Stored rows:
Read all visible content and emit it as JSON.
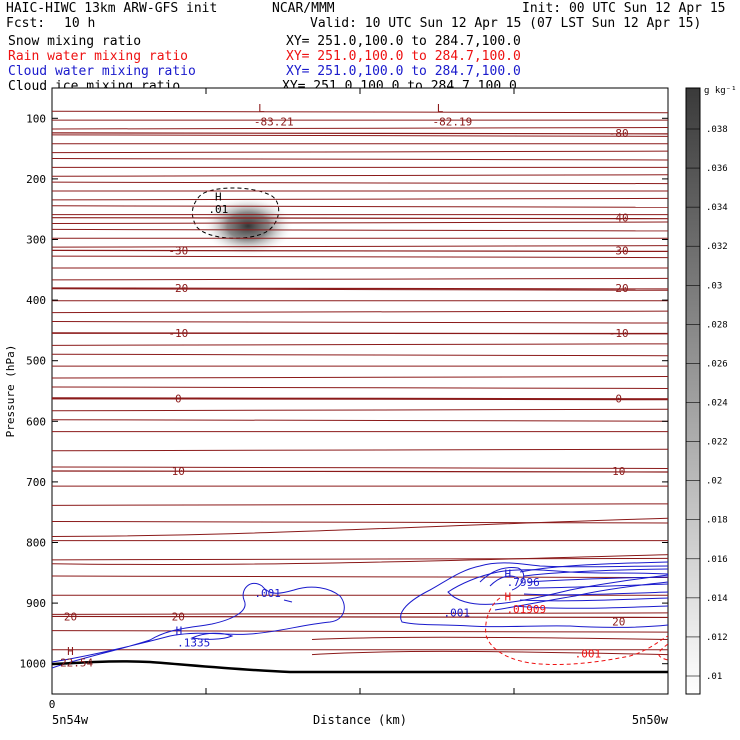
{
  "header": {
    "model": "HAIC-HIWC 13km ARW-GFS init",
    "org": "NCAR/MMM",
    "init": "Init: 00 UTC Sun 12 Apr 15",
    "fcst_label": "Fcst:",
    "fcst_value": "10 h",
    "valid": "Valid: 10 UTC Sun 12 Apr 15 (07 LST Sun 12 Apr 15)"
  },
  "fields": [
    {
      "name": "Snow mixing ratio",
      "xy": "XY= 251.0,100.0 to 284.7,100.0",
      "color": "#000000"
    },
    {
      "name": "Rain water mixing ratio",
      "xy": "XY= 251.0,100.0 to 284.7,100.0",
      "color": "#ee1111"
    },
    {
      "name": "Cloud water mixing ratio",
      "xy": "XY= 251.0,100.0 to 284.7,100.0",
      "color": "#1a1acc"
    },
    {
      "name": "Cloud ice mixing ratio",
      "xy": "XY= 251.0,100.0 to 284.7,100.0",
      "color": "#000000"
    }
  ],
  "chart_data": {
    "type": "contour",
    "xlabel": "Distance (km)",
    "ylabel": "Pressure (hPa)",
    "x_tick_start": "0",
    "x_left_label": "5n54w",
    "x_right_label": "5n50w",
    "y_ticks": [
      100,
      200,
      300,
      400,
      500,
      600,
      700,
      800,
      900,
      1000
    ],
    "ylim": [
      1050,
      50
    ],
    "temperature_contours": {
      "color": "#8b1a1a",
      "levels": [
        {
          "t": -80,
          "p": 124
        },
        {
          "t": -40,
          "p": 264
        },
        {
          "t": -30,
          "p": 318
        },
        {
          "t": -20,
          "p": 380
        },
        {
          "t": -10,
          "p": 454
        },
        {
          "t": 0,
          "p": 562
        },
        {
          "t": 10,
          "p": 682
        },
        {
          "t": 20,
          "p": 922
        }
      ],
      "labels_left": [
        {
          "text": "-30",
          "p": 318
        },
        {
          "text": "-20",
          "p": 380
        },
        {
          "text": "-10",
          "p": 454
        },
        {
          "text": "0",
          "p": 562
        },
        {
          "text": "10",
          "p": 682
        },
        {
          "text": "20",
          "p": 922
        }
      ],
      "labels_right": [
        {
          "text": "-80",
          "p": 124
        },
        {
          "text": "-40",
          "p": 264
        },
        {
          "text": "-30",
          "p": 318
        },
        {
          "text": "-20",
          "p": 380
        },
        {
          "text": "-10",
          "p": 454
        },
        {
          "text": "0",
          "p": 562
        },
        {
          "text": "10",
          "p": 682
        },
        {
          "text": "20",
          "p": 930
        }
      ]
    },
    "annotations": [
      {
        "text": "L",
        "color": "#8b1a1a",
        "x": 0.34,
        "p": 90
      },
      {
        "text": "-83.21",
        "color": "#8b1a1a",
        "x": 0.36,
        "p": 112
      },
      {
        "text": "L",
        "color": "#8b1a1a",
        "x": 0.63,
        "p": 90
      },
      {
        "text": "-82.19",
        "color": "#8b1a1a",
        "x": 0.65,
        "p": 112
      },
      {
        "text": "H",
        "color": "#000000",
        "x": 0.27,
        "p": 236
      },
      {
        "text": ".01",
        "color": "#000000",
        "x": 0.27,
        "p": 256
      },
      {
        "text": ".001",
        "color": "#1a1acc",
        "x": 0.35,
        "p": 890
      },
      {
        "text": "H",
        "color": "#1a1acc",
        "x": 0.206,
        "p": 952
      },
      {
        "text": ".1335",
        "color": "#1a1acc",
        "x": 0.23,
        "p": 972
      },
      {
        "text": ".001",
        "color": "#1a1acc",
        "x": 0.657,
        "p": 922
      },
      {
        "text": "H",
        "color": "#1a1acc",
        "x": 0.74,
        "p": 858
      },
      {
        "text": ".7996",
        "color": "#1a1acc",
        "x": 0.765,
        "p": 872
      },
      {
        "text": "H",
        "color": "#ee1111",
        "x": 0.74,
        "p": 896
      },
      {
        "text": ".01909",
        "color": "#ee1111",
        "x": 0.77,
        "p": 916
      },
      {
        "text": ".001",
        "color": "#ee1111",
        "x": 0.87,
        "p": 990
      },
      {
        "text": "H",
        "color": "#8b1a1a",
        "x": 0.03,
        "p": 986
      },
      {
        "text": "22.54",
        "color": "#8b1a1a",
        "x": 0.04,
        "p": 1005
      }
    ],
    "shading": {
      "unit": "g kg⁻¹",
      "colorbar_ticks": [
        ".01",
        ".012",
        ".014",
        ".016",
        ".018",
        ".02",
        ".022",
        ".024",
        ".026",
        ".028",
        ".03",
        ".032",
        ".034",
        ".036",
        ".038"
      ]
    }
  }
}
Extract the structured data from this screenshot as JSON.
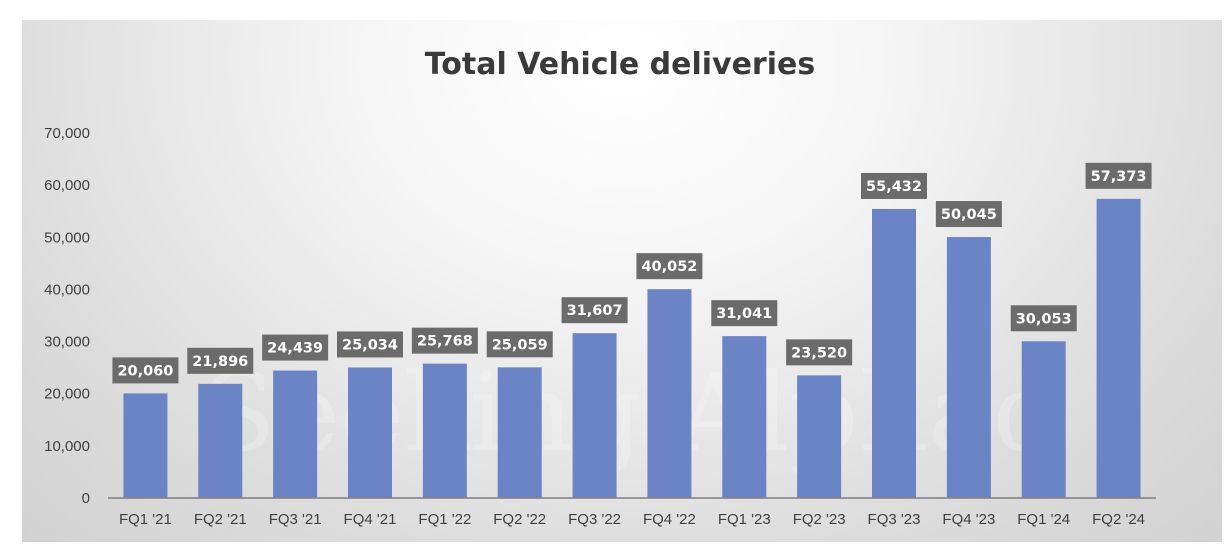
{
  "chart_data": {
    "type": "bar",
    "title": "Total Vehicle deliveries",
    "xlabel": "",
    "ylabel": "",
    "categories": [
      "FQ1 '21",
      "FQ2 '21",
      "FQ3 '21",
      "FQ4 '21",
      "FQ1 '22",
      "FQ2 '22",
      "FQ3 '22",
      "FQ4 '22",
      "FQ1 '23",
      "FQ2 '23",
      "FQ3 '23",
      "FQ4 '23",
      "FQ1 '24",
      "FQ2 '24"
    ],
    "values": [
      20060,
      21896,
      24439,
      25034,
      25768,
      25059,
      31607,
      40052,
      31041,
      23520,
      55432,
      50045,
      30053,
      57373
    ],
    "data_labels": [
      "20,060",
      "21,896",
      "24,439",
      "25,034",
      "25,768",
      "25,059",
      "31,607",
      "40,052",
      "31,041",
      "23,520",
      "55,432",
      "50,045",
      "30,053",
      "57,373"
    ],
    "ylim": [
      0,
      70000
    ],
    "yticks": [
      0,
      10000,
      20000,
      30000,
      40000,
      50000,
      60000,
      70000
    ],
    "ytick_labels": [
      "0",
      "10,000",
      "20,000",
      "30,000",
      "40,000",
      "50,000",
      "60,000",
      "70,000"
    ],
    "grid": false,
    "legend": "none",
    "colors": {
      "bar": "#6a84c6",
      "label_bg": "#6b6b6b",
      "label_text": "#ffffff",
      "axis": "#7f7f7f",
      "title": "#3a3a3a"
    }
  },
  "watermark": "Seeking Alphaα"
}
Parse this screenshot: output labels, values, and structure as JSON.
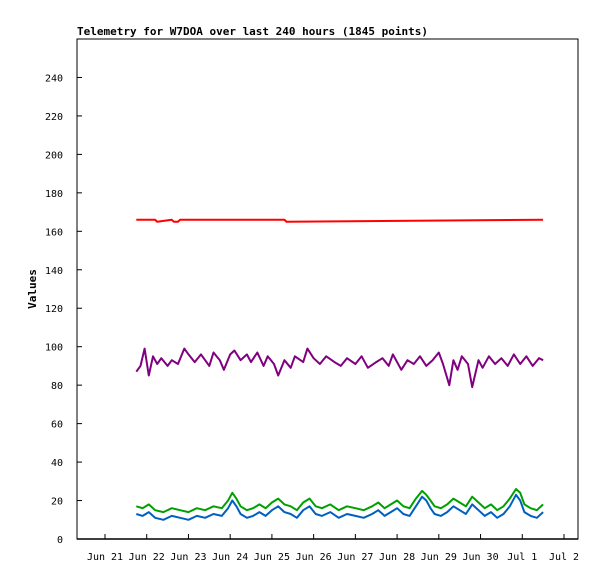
{
  "chart_data": {
    "type": "line",
    "title": "Telemetry for W7DOA over last 240 hours (1845 points)",
    "xlabel": "",
    "ylabel": "Values",
    "x_ticks": [
      "Jun 21",
      "Jun 22",
      "Jun 23",
      "Jun 24",
      "Jun 25",
      "Jun 26",
      "Jun 27",
      "Jun 28",
      "Jun 29",
      "Jun 30",
      "Jul 1",
      "Jul 2"
    ],
    "y_ticks": [
      "0",
      "20",
      "40",
      "60",
      "80",
      "100",
      "120",
      "140",
      "160",
      "180",
      "200",
      "220",
      "240"
    ],
    "xlim": [
      0,
      11
    ],
    "ylim": [
      0,
      260
    ],
    "grid": false,
    "legend": "none",
    "series": [
      {
        "color": "#ff0000",
        "x": [
          0.75,
          1.2,
          1.25,
          1.6,
          1.65,
          1.75,
          1.8,
          4.3,
          4.35,
          10.5
        ],
        "values": [
          166,
          166,
          165,
          166,
          165,
          165,
          166,
          166,
          165,
          166
        ]
      },
      {
        "color": "#800080",
        "x": [
          0.75,
          0.85,
          0.95,
          1.05,
          1.15,
          1.25,
          1.35,
          1.5,
          1.6,
          1.75,
          1.9,
          2.0,
          2.15,
          2.3,
          2.5,
          2.6,
          2.75,
          2.85,
          3.0,
          3.1,
          3.25,
          3.4,
          3.5,
          3.65,
          3.8,
          3.9,
          4.05,
          4.15,
          4.3,
          4.45,
          4.55,
          4.75,
          4.85,
          5.0,
          5.15,
          5.3,
          5.5,
          5.65,
          5.8,
          6.0,
          6.15,
          6.3,
          6.5,
          6.65,
          6.8,
          6.9,
          7.1,
          7.25,
          7.4,
          7.55,
          7.7,
          7.85,
          8.0,
          8.1,
          8.25,
          8.35,
          8.45,
          8.55,
          8.7,
          8.8,
          8.95,
          9.05,
          9.2,
          9.35,
          9.5,
          9.65,
          9.8,
          9.95,
          10.1,
          10.25,
          10.4,
          10.5
        ],
        "values": [
          87,
          90,
          99,
          85,
          95,
          91,
          94,
          90,
          93,
          91,
          99,
          96,
          92,
          96,
          90,
          97,
          93,
          88,
          96,
          98,
          93,
          96,
          92,
          97,
          90,
          95,
          91,
          85,
          93,
          89,
          95,
          92,
          99,
          94,
          91,
          95,
          92,
          90,
          94,
          91,
          95,
          89,
          92,
          94,
          90,
          96,
          88,
          93,
          91,
          95,
          90,
          93,
          97,
          91,
          80,
          93,
          88,
          95,
          91,
          79,
          93,
          89,
          95,
          91,
          94,
          90,
          96,
          91,
          95,
          90,
          94,
          93
        ]
      },
      {
        "color": "#00a000",
        "x": [
          0.75,
          0.9,
          1.05,
          1.2,
          1.4,
          1.6,
          1.8,
          2.0,
          2.2,
          2.4,
          2.6,
          2.8,
          2.95,
          3.05,
          3.15,
          3.25,
          3.4,
          3.55,
          3.7,
          3.85,
          4.0,
          4.15,
          4.3,
          4.45,
          4.6,
          4.75,
          4.9,
          5.05,
          5.2,
          5.4,
          5.6,
          5.8,
          6.0,
          6.2,
          6.4,
          6.55,
          6.7,
          6.85,
          7.0,
          7.15,
          7.3,
          7.45,
          7.6,
          7.7,
          7.8,
          7.9,
          8.05,
          8.2,
          8.35,
          8.5,
          8.65,
          8.8,
          8.95,
          9.1,
          9.25,
          9.4,
          9.55,
          9.7,
          9.85,
          9.95,
          10.05,
          10.2,
          10.35,
          10.5
        ],
        "values": [
          17,
          16,
          18,
          15,
          14,
          16,
          15,
          14,
          16,
          15,
          17,
          16,
          20,
          24,
          21,
          17,
          15,
          16,
          18,
          16,
          19,
          21,
          18,
          17,
          15,
          19,
          21,
          17,
          16,
          18,
          15,
          17,
          16,
          15,
          17,
          19,
          16,
          18,
          20,
          17,
          16,
          21,
          25,
          23,
          20,
          17,
          16,
          18,
          21,
          19,
          17,
          22,
          19,
          16,
          18,
          15,
          17,
          21,
          26,
          24,
          18,
          16,
          15,
          18
        ]
      },
      {
        "color": "#0060c0",
        "x": [
          0.75,
          0.9,
          1.05,
          1.2,
          1.4,
          1.6,
          1.8,
          2.0,
          2.2,
          2.4,
          2.6,
          2.8,
          2.95,
          3.05,
          3.15,
          3.25,
          3.4,
          3.55,
          3.7,
          3.85,
          4.0,
          4.15,
          4.3,
          4.45,
          4.6,
          4.75,
          4.9,
          5.05,
          5.2,
          5.4,
          5.6,
          5.8,
          6.0,
          6.2,
          6.4,
          6.55,
          6.7,
          6.85,
          7.0,
          7.15,
          7.3,
          7.45,
          7.6,
          7.7,
          7.8,
          7.9,
          8.05,
          8.2,
          8.35,
          8.5,
          8.65,
          8.8,
          8.95,
          9.1,
          9.25,
          9.4,
          9.55,
          9.7,
          9.85,
          9.95,
          10.05,
          10.2,
          10.35,
          10.5
        ],
        "values": [
          13,
          12,
          14,
          11,
          10,
          12,
          11,
          10,
          12,
          11,
          13,
          12,
          16,
          20,
          17,
          13,
          11,
          12,
          14,
          12,
          15,
          17,
          14,
          13,
          11,
          15,
          17,
          13,
          12,
          14,
          11,
          13,
          12,
          11,
          13,
          15,
          12,
          14,
          16,
          13,
          12,
          17,
          22,
          20,
          16,
          13,
          12,
          14,
          17,
          15,
          13,
          18,
          15,
          12,
          14,
          11,
          13,
          17,
          23,
          20,
          14,
          12,
          11,
          14
        ]
      }
    ]
  }
}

Directions for this task: In the listing, find all lines with the string "title" and copy them.

Reply to the task:
    "title": "Total Vehicle deliveries",
      "title": "#3a3a3a"
    "title": "Telemetry for W7DOA over last 240 hours (1845 points)",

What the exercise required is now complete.